Instructions for the task:
Only a number is wanted. Count the lines holding the string "label".

[Dataset listings of figures]
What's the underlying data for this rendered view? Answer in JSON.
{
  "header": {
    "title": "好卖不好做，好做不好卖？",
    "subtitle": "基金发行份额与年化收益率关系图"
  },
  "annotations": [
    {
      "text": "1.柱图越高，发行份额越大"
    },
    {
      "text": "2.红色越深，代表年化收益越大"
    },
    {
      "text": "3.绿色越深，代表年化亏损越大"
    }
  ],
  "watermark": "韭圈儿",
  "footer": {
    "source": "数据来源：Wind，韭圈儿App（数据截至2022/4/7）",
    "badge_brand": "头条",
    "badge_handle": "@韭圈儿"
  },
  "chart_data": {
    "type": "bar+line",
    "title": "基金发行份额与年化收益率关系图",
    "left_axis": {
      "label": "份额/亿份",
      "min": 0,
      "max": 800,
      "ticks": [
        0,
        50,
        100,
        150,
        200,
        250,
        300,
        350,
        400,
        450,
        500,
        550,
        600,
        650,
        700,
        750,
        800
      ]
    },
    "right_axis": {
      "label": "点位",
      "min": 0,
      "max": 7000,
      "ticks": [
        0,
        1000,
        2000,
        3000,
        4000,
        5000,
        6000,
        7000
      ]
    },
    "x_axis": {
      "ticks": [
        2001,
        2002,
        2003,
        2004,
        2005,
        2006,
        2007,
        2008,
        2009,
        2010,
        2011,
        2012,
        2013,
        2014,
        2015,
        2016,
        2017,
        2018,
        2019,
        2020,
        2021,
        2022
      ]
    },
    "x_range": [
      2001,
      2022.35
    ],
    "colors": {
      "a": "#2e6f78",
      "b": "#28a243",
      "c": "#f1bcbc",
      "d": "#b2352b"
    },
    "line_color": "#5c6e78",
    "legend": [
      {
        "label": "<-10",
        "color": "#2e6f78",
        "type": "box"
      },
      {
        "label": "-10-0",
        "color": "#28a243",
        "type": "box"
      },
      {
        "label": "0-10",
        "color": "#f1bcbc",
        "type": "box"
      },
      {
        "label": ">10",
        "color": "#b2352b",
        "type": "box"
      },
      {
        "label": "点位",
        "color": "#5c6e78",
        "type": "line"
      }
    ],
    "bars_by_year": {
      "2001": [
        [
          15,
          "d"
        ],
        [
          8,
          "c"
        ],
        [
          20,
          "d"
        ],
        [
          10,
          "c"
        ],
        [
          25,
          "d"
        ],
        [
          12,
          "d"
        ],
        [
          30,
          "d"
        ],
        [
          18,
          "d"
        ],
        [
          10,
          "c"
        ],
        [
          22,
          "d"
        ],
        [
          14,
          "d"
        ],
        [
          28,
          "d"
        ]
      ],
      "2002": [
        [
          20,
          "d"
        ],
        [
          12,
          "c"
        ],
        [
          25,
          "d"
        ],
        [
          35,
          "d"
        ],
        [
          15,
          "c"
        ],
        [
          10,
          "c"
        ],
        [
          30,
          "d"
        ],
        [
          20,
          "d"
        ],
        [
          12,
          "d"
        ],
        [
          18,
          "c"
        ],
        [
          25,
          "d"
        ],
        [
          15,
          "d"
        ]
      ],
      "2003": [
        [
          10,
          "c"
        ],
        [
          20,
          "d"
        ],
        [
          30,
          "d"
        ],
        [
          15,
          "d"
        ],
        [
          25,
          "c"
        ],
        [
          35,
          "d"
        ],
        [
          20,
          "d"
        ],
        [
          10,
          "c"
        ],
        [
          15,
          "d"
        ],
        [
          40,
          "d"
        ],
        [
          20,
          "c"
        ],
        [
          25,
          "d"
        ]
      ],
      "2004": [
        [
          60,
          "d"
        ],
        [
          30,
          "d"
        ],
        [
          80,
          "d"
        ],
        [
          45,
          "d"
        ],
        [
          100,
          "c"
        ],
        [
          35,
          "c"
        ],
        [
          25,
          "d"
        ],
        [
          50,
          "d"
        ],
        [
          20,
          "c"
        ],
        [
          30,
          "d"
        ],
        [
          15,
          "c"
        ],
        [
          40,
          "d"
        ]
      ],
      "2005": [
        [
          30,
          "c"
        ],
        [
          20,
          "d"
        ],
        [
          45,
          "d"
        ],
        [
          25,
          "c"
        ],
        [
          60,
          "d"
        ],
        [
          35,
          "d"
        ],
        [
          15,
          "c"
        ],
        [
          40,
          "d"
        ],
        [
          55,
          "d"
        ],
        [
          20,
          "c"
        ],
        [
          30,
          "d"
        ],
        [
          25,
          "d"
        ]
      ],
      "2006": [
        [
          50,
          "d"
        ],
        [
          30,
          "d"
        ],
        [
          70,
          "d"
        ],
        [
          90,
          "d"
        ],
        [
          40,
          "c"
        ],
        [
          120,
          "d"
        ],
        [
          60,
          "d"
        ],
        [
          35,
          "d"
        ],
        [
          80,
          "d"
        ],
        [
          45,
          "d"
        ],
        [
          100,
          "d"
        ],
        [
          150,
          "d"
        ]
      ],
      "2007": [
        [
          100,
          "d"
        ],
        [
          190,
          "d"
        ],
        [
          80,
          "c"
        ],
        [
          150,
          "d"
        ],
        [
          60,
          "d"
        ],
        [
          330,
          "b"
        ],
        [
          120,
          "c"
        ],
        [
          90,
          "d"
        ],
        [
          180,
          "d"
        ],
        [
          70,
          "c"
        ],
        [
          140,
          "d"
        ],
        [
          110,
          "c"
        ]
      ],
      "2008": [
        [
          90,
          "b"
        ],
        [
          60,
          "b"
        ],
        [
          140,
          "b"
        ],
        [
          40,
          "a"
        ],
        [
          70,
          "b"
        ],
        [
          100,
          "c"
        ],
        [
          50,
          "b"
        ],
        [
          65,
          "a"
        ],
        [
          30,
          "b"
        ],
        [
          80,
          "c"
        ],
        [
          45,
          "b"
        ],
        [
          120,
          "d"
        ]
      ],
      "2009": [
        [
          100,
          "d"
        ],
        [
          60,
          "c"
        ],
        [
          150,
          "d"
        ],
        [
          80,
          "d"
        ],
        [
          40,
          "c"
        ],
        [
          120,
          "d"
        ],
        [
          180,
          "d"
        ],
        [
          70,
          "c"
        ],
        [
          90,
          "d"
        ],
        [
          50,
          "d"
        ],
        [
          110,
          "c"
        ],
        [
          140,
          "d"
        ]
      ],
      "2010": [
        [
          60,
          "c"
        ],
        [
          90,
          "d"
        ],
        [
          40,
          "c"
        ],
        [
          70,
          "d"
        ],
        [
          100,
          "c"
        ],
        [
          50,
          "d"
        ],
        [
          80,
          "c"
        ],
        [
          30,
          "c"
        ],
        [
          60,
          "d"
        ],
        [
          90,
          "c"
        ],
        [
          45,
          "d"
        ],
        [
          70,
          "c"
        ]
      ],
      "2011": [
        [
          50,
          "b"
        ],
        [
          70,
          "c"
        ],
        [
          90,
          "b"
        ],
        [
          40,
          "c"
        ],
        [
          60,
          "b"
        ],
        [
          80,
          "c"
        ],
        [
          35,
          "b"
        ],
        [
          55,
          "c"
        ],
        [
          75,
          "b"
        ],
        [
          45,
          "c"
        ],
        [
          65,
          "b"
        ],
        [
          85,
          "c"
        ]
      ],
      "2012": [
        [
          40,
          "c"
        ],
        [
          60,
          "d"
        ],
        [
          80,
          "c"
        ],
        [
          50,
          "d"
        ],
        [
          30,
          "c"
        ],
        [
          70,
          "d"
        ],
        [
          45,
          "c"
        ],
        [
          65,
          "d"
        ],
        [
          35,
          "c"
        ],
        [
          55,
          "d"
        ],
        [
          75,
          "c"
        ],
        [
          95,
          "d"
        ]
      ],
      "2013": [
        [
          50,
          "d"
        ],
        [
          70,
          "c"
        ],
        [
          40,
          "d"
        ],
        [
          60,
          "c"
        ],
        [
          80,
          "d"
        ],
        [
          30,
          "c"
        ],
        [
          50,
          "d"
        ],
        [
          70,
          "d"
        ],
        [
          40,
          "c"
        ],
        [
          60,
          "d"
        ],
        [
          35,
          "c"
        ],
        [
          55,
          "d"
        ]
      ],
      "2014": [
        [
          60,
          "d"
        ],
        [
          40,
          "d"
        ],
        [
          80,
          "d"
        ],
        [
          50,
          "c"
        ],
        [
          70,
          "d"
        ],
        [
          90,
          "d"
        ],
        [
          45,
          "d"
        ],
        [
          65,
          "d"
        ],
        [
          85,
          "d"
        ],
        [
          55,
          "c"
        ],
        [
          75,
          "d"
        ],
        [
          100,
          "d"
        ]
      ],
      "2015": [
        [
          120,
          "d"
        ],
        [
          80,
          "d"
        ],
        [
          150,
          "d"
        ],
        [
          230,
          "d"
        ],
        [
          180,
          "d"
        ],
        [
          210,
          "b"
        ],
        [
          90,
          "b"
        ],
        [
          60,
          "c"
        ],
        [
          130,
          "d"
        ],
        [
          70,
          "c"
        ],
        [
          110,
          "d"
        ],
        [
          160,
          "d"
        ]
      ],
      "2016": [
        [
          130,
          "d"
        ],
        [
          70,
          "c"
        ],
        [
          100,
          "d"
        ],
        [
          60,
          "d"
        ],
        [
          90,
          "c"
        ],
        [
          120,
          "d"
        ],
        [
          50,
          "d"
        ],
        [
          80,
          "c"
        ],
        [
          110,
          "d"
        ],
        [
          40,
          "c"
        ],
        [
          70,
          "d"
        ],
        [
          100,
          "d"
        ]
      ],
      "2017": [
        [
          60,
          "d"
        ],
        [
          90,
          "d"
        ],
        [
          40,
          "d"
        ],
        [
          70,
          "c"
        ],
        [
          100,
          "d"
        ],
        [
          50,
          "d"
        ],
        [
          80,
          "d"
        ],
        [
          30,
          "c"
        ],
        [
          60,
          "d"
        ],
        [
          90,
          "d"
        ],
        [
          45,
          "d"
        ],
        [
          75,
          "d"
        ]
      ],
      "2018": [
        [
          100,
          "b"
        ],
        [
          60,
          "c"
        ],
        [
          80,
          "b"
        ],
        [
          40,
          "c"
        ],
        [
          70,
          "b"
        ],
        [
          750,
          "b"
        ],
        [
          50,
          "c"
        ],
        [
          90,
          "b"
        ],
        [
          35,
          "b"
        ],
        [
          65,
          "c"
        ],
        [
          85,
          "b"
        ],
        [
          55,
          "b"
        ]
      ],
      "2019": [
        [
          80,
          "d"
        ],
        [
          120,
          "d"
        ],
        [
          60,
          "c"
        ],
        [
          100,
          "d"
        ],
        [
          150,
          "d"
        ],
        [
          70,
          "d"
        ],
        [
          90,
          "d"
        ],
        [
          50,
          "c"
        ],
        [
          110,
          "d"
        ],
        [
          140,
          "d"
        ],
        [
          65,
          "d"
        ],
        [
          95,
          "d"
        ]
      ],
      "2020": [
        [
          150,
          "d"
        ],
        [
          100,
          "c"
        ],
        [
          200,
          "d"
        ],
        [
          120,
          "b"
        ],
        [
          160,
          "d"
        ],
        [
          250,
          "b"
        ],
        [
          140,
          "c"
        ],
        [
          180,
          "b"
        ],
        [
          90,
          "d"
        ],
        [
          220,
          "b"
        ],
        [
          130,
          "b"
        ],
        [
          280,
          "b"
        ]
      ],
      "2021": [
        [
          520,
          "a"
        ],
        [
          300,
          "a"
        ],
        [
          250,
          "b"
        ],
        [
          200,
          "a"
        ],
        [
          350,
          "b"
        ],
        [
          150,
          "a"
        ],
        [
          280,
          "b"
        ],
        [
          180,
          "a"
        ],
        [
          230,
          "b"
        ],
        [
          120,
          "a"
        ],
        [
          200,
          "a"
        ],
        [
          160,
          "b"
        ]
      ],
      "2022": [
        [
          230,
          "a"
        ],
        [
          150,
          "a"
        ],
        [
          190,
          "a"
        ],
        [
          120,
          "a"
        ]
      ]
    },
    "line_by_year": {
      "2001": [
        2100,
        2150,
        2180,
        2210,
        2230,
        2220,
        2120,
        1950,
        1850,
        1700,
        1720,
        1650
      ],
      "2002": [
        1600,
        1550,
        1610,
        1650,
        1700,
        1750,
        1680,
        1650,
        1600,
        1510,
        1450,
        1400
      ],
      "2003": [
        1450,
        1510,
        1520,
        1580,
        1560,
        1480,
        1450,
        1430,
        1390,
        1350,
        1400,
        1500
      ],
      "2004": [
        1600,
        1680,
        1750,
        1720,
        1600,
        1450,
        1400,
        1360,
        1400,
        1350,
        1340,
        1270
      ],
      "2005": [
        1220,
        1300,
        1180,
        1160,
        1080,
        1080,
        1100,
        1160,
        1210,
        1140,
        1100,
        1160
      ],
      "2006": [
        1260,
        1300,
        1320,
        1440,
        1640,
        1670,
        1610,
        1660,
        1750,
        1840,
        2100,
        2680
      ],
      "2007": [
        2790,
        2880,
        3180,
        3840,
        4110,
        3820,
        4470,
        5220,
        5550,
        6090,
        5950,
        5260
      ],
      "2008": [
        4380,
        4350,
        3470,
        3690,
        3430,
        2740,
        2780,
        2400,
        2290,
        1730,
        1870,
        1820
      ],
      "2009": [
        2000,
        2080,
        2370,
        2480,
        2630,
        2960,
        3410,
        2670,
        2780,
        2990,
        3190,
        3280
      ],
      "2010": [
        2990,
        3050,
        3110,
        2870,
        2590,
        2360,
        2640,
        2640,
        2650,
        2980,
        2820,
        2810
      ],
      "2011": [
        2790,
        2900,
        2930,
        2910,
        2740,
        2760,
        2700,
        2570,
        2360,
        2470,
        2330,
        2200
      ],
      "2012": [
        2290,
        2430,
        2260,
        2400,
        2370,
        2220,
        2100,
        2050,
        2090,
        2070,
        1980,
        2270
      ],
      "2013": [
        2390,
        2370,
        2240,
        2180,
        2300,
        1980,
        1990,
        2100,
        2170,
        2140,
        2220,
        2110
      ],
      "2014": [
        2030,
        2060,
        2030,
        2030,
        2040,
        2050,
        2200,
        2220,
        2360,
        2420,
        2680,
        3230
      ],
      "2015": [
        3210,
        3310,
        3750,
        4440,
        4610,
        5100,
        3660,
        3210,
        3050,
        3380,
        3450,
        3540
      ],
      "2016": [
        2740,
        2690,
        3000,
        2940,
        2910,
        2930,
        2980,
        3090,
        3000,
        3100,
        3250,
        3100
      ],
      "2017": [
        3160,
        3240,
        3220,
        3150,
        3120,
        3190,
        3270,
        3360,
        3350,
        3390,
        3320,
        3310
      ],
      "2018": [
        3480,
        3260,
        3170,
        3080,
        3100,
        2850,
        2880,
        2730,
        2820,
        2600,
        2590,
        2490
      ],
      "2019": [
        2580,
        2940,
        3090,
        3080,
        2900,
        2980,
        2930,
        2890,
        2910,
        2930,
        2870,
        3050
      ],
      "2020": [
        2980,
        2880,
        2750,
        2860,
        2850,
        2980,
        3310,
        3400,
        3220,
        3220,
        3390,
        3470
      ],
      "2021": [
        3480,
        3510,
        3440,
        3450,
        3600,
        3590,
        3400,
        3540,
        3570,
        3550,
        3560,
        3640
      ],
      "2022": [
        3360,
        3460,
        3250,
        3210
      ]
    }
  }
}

Result for this task:
7